* Given instruction *
Reproduce the records below exactly as they appear, omitting any pictures they contain.

******************************

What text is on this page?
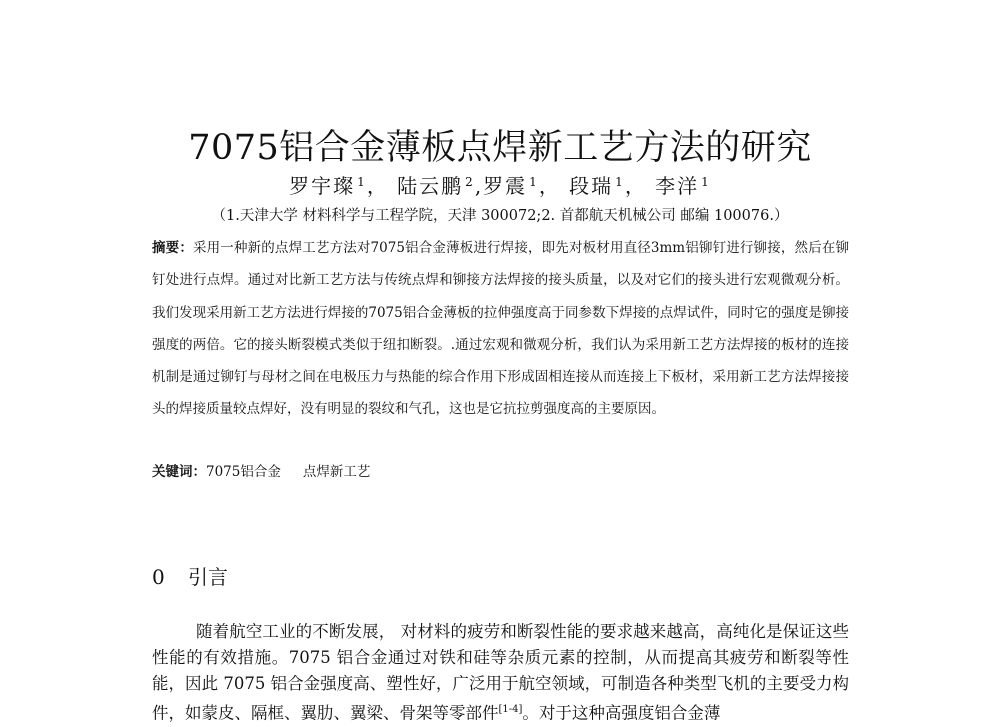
7075铝合金薄板点焊新工艺方法的研究
罗宇璨 $^1$， 陆云鹏 $^2$,罗震 $^1$， 段瑞 $^1$， 李洋 $^1$
（1.天津大学 材料科学与工程学院，天津 300072;2. 首都航天机械公司 邮编 100076.）

摘要：采用一种新的点焊工艺方法对7075铝合金薄板进行焊接，即先对板材用直径3mm铝铆钉进行铆接，然后在铆钉处进行点焊。通过对比新工艺方法与传统点焊和铆接方法焊接的接头质量，以及对它们的接头进行宏观微观分析。我们发现采用新工艺方法进行焊接的7075铝合金薄板的拉伸强度高于同参数下焊接的点焊试件，同时它的强度是铆接强度的两倍。它的接头断裂模式类似于纽扣断裂。.通过宏观和微观分析，我们认为采用新工艺方法焊接的板材的连接机制是通过铆钉与母材之间在电极压力与热能的综合作用下形成固相连接从而连接上下板材，采用新工艺方法焊接接头的焊接质量较点焊好，没有明显的裂纹和气孔，这也是它抗拉剪强度高的主要原因。

关键词：7075铝合金 点焊新工艺
0 引言

随着航空工业的不断发展， 对材料的疲劳和断裂性能的要求越来越高，高纯化是保证这些性能的有效措施。7075 铝合金通过对铁和硅等杂质元素的控制，从而提高其疲劳和断裂等性能，因此 7075 铝合金强度高、塑性好，广泛用于航空领域，可制造各种类型飞机的主要受力构件，如蒙皮、隔框、翼肋、翼梁、骨架等零部件[1-4]。对于这种高强度铝合金薄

******************************

* The result *
What text is on this page?
7075铝合金薄板点焊新工艺方法的研究
罗宇璨 $^1$， 陆云鹏 $^2$,罗震 $^1$， 段瑞 $^1$， 李洋 $^1$
（1.天津大学 材料科学与工程学院，天津 300072;2. 首都航天机械公司 邮编 100076.）

摘要：采用一种新的点焊工艺方法对7075铝合金薄板进行焊接，即先对板材用直径3mm铝铆钉进行铆接，然后在铆钉处进行点焊。通过对比新工艺方法与传统点焊和铆接方法焊接的接头质量，以及对它们的接头进行宏观微观分析。我们发现采用新工艺方法进行焊接的7075铝合金薄板的拉伸强度高于同参数下焊接的点焊试件，同时它的强度是铆接强度的两倍。它的接头断裂模式类似于纽扣断裂。.通过宏观和微观分析，我们认为采用新工艺方法焊接的板材的连接机制是通过铆钉与母材之间在电极压力与热能的综合作用下形成固相连接从而连接上下板材，采用新工艺方法焊接接头的焊接质量较点焊好，没有明显的裂纹和气孔，这也是它抗拉剪强度高的主要原因。

关键词：7075铝合金 点焊新工艺
0 引言

随着航空工业的不断发展， 对材料的疲劳和断裂性能的要求越来越高，高纯化是保证这些性能的有效措施。7075 铝合金通过对铁和硅等杂质元素的控制，从而提高其疲劳和断裂等性能，因此 7075 铝合金强度高、塑性好，广泛用于航空领域，可制造各种类型飞机的主要受力构件，如蒙皮、隔框、翼肋、翼梁、骨架等零部件[1-4]。对于这种高强度铝合金薄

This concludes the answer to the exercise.